■ **EXTRACT PROVIDED**
# WATER and all of us in this forum!!!!!



## alexishoward (Feb 1, 2006)

Here is an interesting question...
I am 22 years old and love to eat junk food, juice and soda. My whole life, my parents were constantly telling me to drink more water. I HATE water. I know, you are probably thinking, how does one hate water? Well, i hate it. I just do. I feel like i am drinking air when i drink water. It's like a waste. Kind of like going on a rollercoaster if you get scared. why not just drink a can of pop or some juice, something you enjoy, right? well...wrong because water is a very essential nutrient OBVIOUSLY i dont need to tell you all this. I was just wondering if i drank more water...if maybe that would cure a majority of my problems...like dp/dr? I can tell you this, i probably drink an average of 1 glass of water a month!!! that is BAD considering we all need at least 8 glasses aday!!!!! wow...my fiance wonders how i am still alive on this planet because of the LITTLE amount of water i drink. Do you all drink enough water? i was wondering if i could blame my not drinking enough water to this disorder? what do you think?[/img]


----------



## sleepingbeauty (Aug 18, 2004)

■ **EXERCISE DATA**
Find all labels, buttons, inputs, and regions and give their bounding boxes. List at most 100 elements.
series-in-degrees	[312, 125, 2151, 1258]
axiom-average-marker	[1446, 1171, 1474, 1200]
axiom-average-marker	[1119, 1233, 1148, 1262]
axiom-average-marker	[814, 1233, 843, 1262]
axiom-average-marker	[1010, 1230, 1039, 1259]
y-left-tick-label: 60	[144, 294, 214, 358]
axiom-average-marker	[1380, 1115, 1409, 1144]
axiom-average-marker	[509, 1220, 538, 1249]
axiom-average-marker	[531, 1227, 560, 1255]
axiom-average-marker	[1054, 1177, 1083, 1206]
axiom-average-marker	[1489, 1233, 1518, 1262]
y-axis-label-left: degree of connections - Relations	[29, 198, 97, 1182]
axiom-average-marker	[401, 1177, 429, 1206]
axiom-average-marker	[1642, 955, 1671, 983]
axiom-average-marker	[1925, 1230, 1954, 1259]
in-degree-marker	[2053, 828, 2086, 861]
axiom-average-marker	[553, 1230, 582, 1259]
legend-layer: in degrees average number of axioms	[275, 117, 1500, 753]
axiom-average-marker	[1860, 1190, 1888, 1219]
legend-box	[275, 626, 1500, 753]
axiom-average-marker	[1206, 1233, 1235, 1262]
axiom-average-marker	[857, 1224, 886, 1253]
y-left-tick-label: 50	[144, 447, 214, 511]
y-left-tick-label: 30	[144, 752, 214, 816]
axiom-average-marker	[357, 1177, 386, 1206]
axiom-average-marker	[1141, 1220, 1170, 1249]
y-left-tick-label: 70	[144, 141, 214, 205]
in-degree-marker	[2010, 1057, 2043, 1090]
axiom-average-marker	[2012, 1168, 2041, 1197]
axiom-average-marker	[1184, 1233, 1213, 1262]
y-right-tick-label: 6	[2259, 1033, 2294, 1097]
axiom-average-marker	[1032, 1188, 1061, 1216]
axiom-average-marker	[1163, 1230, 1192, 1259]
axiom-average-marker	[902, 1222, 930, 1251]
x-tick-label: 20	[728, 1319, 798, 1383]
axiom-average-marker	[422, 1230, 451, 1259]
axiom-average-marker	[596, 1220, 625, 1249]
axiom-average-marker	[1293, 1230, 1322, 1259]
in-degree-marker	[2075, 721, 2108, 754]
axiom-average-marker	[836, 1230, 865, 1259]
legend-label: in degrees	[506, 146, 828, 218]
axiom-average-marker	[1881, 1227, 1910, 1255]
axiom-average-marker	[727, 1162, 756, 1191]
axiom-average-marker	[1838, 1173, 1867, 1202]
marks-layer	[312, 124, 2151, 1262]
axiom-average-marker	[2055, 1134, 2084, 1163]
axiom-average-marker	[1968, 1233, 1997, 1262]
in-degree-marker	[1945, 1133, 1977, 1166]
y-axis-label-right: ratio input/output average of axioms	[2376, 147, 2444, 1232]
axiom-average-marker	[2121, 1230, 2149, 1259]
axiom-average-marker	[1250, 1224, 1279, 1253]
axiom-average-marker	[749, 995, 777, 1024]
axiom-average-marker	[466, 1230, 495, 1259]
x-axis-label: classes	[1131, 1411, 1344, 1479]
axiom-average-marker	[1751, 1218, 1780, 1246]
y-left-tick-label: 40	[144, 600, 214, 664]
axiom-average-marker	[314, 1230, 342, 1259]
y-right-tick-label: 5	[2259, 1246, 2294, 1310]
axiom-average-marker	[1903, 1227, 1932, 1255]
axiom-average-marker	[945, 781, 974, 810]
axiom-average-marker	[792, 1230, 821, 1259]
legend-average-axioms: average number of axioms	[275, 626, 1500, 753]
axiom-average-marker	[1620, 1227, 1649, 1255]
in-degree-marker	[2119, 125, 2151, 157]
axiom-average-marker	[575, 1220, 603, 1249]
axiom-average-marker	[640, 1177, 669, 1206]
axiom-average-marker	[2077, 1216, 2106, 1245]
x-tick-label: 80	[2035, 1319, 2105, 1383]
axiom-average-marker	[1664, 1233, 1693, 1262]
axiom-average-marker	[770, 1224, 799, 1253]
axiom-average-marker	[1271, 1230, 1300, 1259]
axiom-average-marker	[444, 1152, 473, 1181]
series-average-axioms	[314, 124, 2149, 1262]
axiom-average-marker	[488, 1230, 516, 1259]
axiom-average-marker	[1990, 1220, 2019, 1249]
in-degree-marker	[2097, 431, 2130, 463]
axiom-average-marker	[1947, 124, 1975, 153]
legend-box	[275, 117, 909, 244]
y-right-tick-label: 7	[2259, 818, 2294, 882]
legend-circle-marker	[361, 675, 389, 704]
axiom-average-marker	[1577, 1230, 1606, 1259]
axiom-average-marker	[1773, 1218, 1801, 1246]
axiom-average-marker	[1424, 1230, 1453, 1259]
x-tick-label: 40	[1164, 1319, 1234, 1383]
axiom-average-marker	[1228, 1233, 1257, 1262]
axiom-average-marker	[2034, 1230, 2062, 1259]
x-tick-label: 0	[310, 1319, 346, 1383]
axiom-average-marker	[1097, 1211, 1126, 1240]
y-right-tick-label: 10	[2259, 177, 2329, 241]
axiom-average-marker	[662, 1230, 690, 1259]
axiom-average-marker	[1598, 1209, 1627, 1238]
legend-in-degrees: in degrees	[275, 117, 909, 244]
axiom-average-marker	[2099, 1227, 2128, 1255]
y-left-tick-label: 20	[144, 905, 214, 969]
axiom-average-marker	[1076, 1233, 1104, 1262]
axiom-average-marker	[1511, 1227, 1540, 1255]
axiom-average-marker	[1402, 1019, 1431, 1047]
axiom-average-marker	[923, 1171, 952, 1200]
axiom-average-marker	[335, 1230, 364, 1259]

■ **REQUIRED WORK**
Extend the forum thread about hating water from the point where it stops. The entries aren't needed here.

■ **RESULT OF THIS TASK**
you got more then you ammount of water consumption to worry about. im not going to waste my time typing all the info out for you, you have internet and can do your own research. im just going to say, that i was in the same junk food boat as you, and now im suffering hardcore because of it. i will NEVER be able to eat or drink that way again unless i want to die before i reach 40 let alone 30. everytime you drink a soda, you are injecting liquid poison(refined sugar and toxic waste) into your bloodstream, like heroin but worse because then your pancreas has to work 10 times as hard trying to make the insulin needed to balance it. the pancreas cant do this forever, and before you know it you will kill your pancreas and thats when you have to start INJECTING insulin. you are setting yourself up for a world of hurt my friend. i wouldnt wish that on my worst enemy. i cant wait for the day when soda is BANNED from the market. its evil. i havent had a soda in ages and i STILL crave it like a crackhead. all your body wants and needs is the WATER that is in those cans of draino that you ingest on a daily basis. and it will put extreme duress on all your vital organs trying to filter out all that sludge. seriously do some research before its too late. thats all for now.


----------



## Methusala (Dec 22, 2005)

Well I just drank a soda and now Im scared shitless.

Just kidding.

I think a good diet and healthy fluid intake can only help.

M


----------



## Guest (Feb 6, 2006)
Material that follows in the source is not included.